● **Tarefas obrigatórias**:
• 1. Reescreva em forma de lista mais breve o parágrafo do texto sobre o Nepal que começa com "No Nepal há mulheres", mantendo os fatos principais.
• 2. No texto sobre o Nepal, como Bandana Sharma é apresentada?
• 3. Reproduza fielmente o trecho do texto sobre o Nepal que se inicia com as palavras contendo "A ambivalência do" e termina com "estupro e bigamia.".

● **Texto fornecido**:
········

A ambivalência do hinduísmo tradicional perante a feminilidade e um patriarcado bem arraigado à sociedade são os fatores que explicam a violência contra as mulheres do Nepal, vítimas de crimes como estupro e bigamia.
Embora no hinduísmo mulheres e homens sejam
consideradas "metades complementares", e exista uma importante corrente
que exalta o poder criativo feminino, o "shakti", o marido é um "deus"
para sua esposa.
"Os postulados religiosos que continuam na mentalidade do povo são um
dos fatores que incentivam a violência contra a mulher", disse à Agência Efe
a ativista pela igualdade de gênero Bandana Sharma.
No Nepal há
mulheres que seguem sofrendo abusos, maus-tratos físicos e psicológicos,
bigamia - aceita quando a primeira esposa de um homem é incapaz de ter
filhos -, e acusações de bruxaria.
"As indigentes idosas são acusadas de bruxaria e submetidas à violência
porque em nossa cultura, sobretudo no sul do Nepal, existe a tradição de
atribuir as desgraças à ação de alguma bruxa", acrescentou Bandana.
O
problema da violência sexual voltou à tona no Nepal recentemente, com a
apresentação do estudo "Justiça Revelada: falam as sobreviventes de
estupros", que evidencia a falta de proteção das nepalesas.

········

● **Material fornecido**:
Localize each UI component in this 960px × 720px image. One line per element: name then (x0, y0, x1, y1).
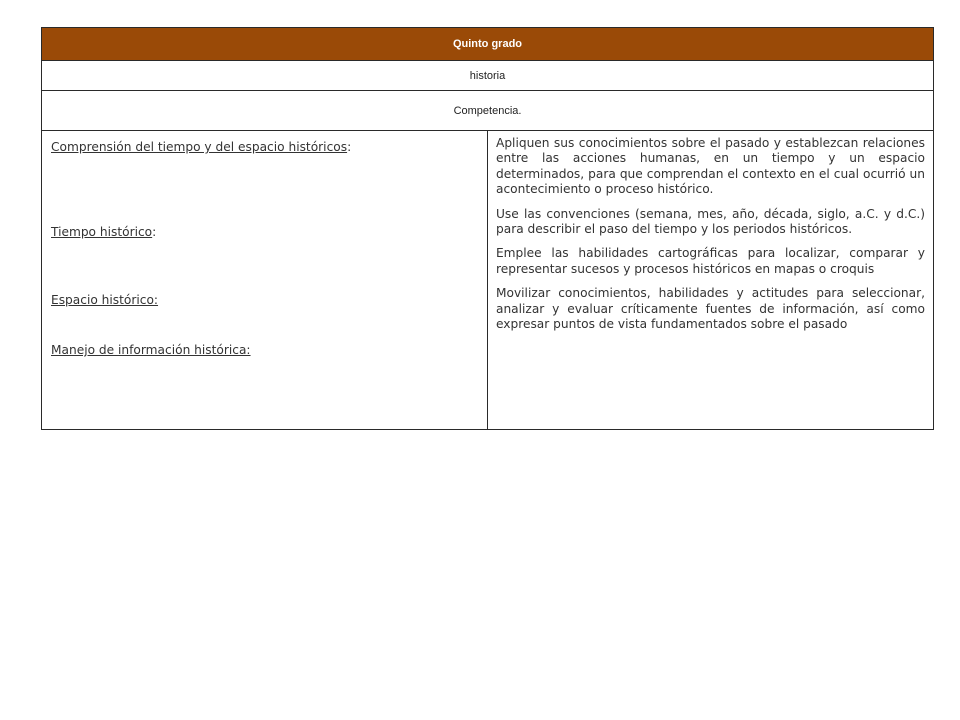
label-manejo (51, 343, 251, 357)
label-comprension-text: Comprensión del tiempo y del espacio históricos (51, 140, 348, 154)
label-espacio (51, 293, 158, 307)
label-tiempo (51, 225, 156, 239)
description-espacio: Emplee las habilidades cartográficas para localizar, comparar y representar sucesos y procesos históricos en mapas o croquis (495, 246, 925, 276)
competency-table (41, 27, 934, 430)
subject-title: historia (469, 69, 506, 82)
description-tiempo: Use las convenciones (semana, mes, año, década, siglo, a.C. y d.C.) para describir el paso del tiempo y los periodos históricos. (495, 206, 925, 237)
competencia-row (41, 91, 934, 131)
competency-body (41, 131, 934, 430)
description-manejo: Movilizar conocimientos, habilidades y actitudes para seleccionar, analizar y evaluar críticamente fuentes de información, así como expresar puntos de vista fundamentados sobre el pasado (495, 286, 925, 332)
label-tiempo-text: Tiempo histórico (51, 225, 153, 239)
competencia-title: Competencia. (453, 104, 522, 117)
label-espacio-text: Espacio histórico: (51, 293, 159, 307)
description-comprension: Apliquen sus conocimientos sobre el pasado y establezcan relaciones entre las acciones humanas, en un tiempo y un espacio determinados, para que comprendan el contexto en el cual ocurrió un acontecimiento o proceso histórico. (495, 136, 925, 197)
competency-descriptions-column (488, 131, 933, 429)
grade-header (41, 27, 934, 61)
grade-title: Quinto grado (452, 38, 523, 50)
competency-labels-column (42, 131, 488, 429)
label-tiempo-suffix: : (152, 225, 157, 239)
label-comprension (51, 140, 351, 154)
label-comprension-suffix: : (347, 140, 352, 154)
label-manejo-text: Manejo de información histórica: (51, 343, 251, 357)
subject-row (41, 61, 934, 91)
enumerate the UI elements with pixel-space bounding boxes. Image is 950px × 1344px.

········

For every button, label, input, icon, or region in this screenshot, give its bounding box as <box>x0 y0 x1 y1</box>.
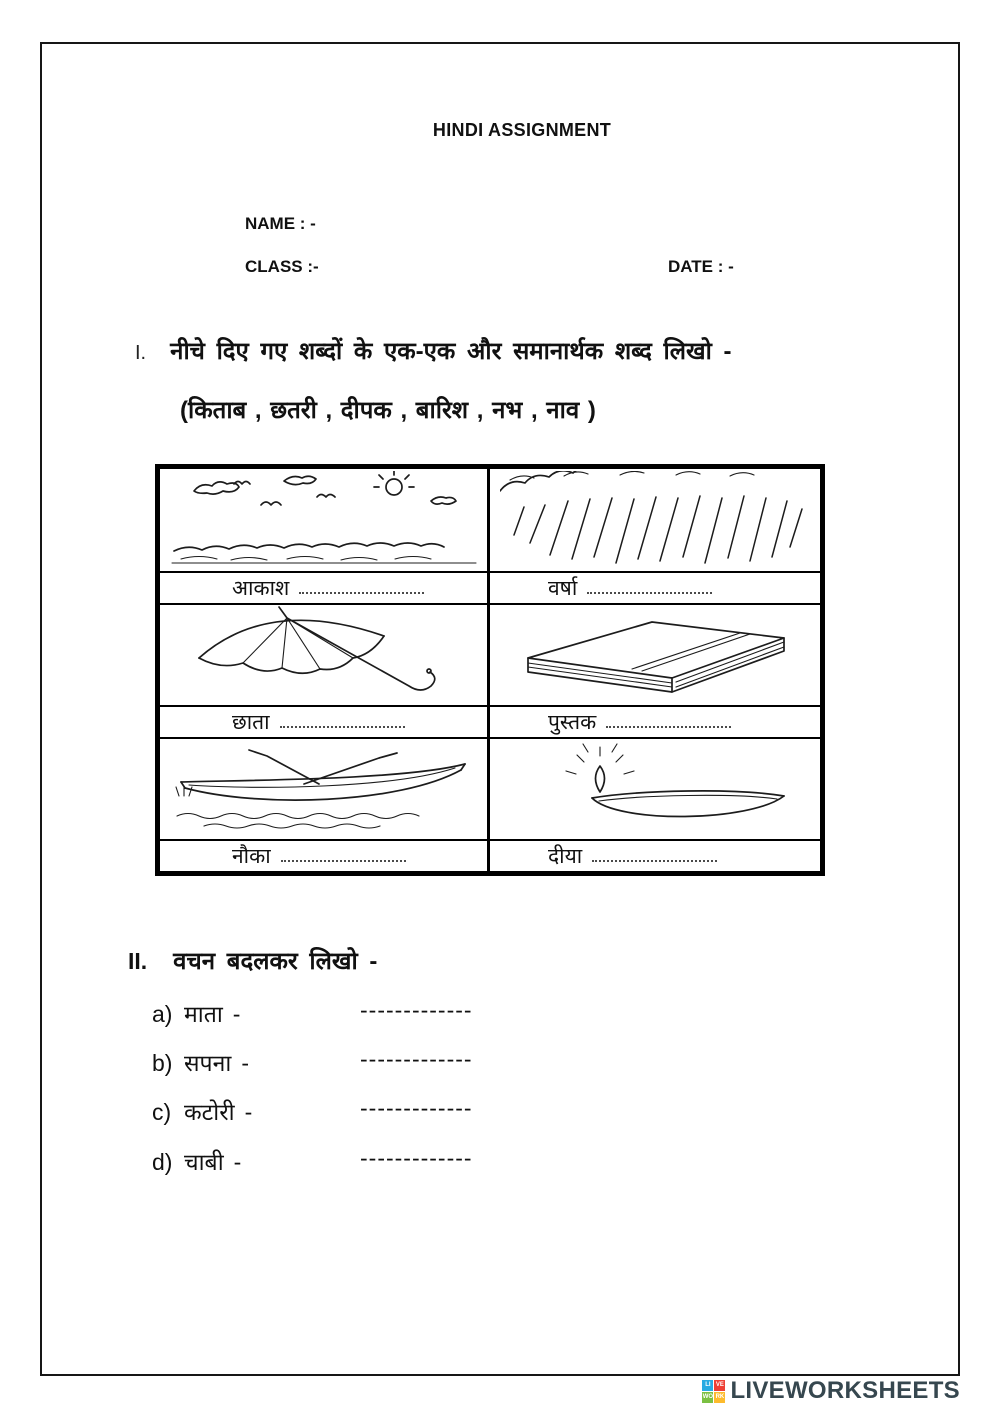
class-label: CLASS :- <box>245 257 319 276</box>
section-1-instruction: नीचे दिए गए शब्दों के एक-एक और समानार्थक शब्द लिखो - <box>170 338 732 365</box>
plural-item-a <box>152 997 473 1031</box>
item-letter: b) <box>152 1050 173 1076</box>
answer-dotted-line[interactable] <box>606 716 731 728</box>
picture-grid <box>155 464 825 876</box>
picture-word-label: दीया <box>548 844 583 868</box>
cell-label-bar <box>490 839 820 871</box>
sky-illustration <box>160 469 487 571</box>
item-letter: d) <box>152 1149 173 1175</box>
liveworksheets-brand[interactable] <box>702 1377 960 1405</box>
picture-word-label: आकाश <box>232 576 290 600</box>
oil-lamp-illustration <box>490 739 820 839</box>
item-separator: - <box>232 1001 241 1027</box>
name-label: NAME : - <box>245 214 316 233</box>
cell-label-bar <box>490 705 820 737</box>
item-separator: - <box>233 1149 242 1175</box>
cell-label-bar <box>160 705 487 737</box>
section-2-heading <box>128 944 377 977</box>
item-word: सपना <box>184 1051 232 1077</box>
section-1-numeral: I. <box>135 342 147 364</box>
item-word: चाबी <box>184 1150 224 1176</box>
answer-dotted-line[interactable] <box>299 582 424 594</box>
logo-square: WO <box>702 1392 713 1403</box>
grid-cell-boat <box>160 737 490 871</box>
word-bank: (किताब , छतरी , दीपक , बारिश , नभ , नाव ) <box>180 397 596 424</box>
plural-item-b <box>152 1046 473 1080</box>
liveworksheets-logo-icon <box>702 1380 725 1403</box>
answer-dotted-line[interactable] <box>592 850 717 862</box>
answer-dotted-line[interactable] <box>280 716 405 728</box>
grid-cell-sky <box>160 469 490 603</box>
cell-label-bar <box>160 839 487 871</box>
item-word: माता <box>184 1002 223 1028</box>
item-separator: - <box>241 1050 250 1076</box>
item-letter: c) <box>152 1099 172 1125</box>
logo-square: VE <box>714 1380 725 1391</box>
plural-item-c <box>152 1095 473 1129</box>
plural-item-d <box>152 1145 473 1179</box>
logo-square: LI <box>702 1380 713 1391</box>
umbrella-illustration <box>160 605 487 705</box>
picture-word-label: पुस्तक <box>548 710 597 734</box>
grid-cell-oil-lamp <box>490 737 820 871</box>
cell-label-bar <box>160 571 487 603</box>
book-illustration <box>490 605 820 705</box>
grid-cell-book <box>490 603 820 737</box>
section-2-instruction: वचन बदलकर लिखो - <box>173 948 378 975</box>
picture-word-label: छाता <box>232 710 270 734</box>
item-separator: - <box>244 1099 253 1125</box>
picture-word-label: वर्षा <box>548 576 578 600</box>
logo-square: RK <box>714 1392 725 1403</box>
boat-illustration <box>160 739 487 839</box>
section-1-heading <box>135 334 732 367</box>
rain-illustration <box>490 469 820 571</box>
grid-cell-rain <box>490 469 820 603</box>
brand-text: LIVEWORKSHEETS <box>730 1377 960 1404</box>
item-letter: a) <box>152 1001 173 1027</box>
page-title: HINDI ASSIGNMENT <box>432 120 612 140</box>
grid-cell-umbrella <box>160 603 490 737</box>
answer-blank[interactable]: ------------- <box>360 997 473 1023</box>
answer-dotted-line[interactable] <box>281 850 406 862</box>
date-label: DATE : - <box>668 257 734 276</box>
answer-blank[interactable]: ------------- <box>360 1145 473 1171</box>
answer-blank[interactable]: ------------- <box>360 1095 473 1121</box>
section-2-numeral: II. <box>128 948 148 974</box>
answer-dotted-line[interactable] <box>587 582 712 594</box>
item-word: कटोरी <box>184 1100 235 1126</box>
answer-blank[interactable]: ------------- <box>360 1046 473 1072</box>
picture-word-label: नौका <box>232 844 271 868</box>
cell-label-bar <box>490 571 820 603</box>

········

● **Respostas do exercício**:
• 1.
- No Nepal, mulheres ainda sofrem abusos e maus-tratos físicos e psicológicos.
- Enfrentam a bigamia, aceita quando a primeira esposa do homem não consegue ter filhos.
- São alvo de acusações de bruxaria.

• 2. Como ativista pela igualdade de gênero.

• 3.
A ambivalência do hinduísmo tradicional perante a feminilidade e um patriarcado bem arraigado à sociedade são os fatores que explicam a violência contra as mulheres do Nepal, vítimas de crimes como estupro e bigamia.